SET PROBLEM
Retype the listing that follows, word for word.

DATA SUPPLIED
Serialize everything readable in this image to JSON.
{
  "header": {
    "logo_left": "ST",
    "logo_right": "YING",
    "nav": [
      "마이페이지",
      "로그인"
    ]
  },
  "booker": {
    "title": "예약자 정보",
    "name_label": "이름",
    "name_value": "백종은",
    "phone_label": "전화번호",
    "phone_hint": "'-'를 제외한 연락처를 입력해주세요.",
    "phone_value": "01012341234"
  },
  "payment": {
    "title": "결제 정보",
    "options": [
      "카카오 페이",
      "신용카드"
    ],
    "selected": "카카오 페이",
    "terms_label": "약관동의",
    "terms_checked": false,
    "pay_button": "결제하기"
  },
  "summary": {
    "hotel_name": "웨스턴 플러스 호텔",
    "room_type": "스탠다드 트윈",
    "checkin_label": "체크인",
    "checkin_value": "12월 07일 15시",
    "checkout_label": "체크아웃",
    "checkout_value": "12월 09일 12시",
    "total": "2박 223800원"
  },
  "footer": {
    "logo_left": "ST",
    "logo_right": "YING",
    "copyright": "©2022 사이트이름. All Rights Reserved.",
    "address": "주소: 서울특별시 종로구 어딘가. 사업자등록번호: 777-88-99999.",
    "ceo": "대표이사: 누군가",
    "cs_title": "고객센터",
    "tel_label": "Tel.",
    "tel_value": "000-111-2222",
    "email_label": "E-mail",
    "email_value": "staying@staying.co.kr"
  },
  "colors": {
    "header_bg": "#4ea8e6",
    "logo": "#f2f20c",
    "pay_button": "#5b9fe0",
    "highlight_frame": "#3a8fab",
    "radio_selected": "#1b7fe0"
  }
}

FINISHED ANSWER
Serialize everything readable in this image to JSON.
{
  "header": {
    "logo_left": "ST",
    "logo_right": "YING",
    "nav": [
      "마이페이지",
      "로그인"
    ]
  },
  "booker": {
    "title": "예약자 정보",
    "name_label": "이름",
    "name_value": "백종은",
    "phone_label": "전화번호",
    "phone_hint": "'-'를 제외한 연락처를 입력해주세요.",
    "phone_value": "01012341234"
  },
  "payment": {
    "title": "결제 정보",
    "options": [
      "카카오 페이",
      "신용카드"
    ],
    "selected": "카카오 페이",
    "terms_label": "약관동의",
    "terms_checked": false,
    "pay_button": "결제하기"
  },
  "summary": {
    "hotel_name": "웨스턴 플러스 호텔",
    "room_type": "스탠다드 트윈",
    "checkin_label": "체크인",
    "checkin_value": "12월 07일 15시",
    "checkout_label": "체크아웃",
    "checkout_value": "12월 09일 12시",
    "total": "2박 223800원"
  },
  "footer": {
    "logo_left": "ST",
    "logo_right": "YING",
    "copyright": "©2022 사이트이름. All Rights Reserved.",
    "address": "주소: 서울특별시 종로구 어딘가. 사업자등록번호: 777-88-99999.",
    "ceo": "대표이사: 누군가",
    "cs_title": "고객센터",
    "tel_label": "Tel.",
    "tel_value": "000-111-2222",
    "email_label": "E-mail",
    "email_value": "staying@staying.co.kr"
  },
  "colors": {
    "header_bg": "#4ea8e6",
    "logo": "#f2f20c",
    "pay_button": "#5b9fe0",
    "highlight_frame": "#3a8fab",
    "radio_selected": "#1b7fe0"
  }
}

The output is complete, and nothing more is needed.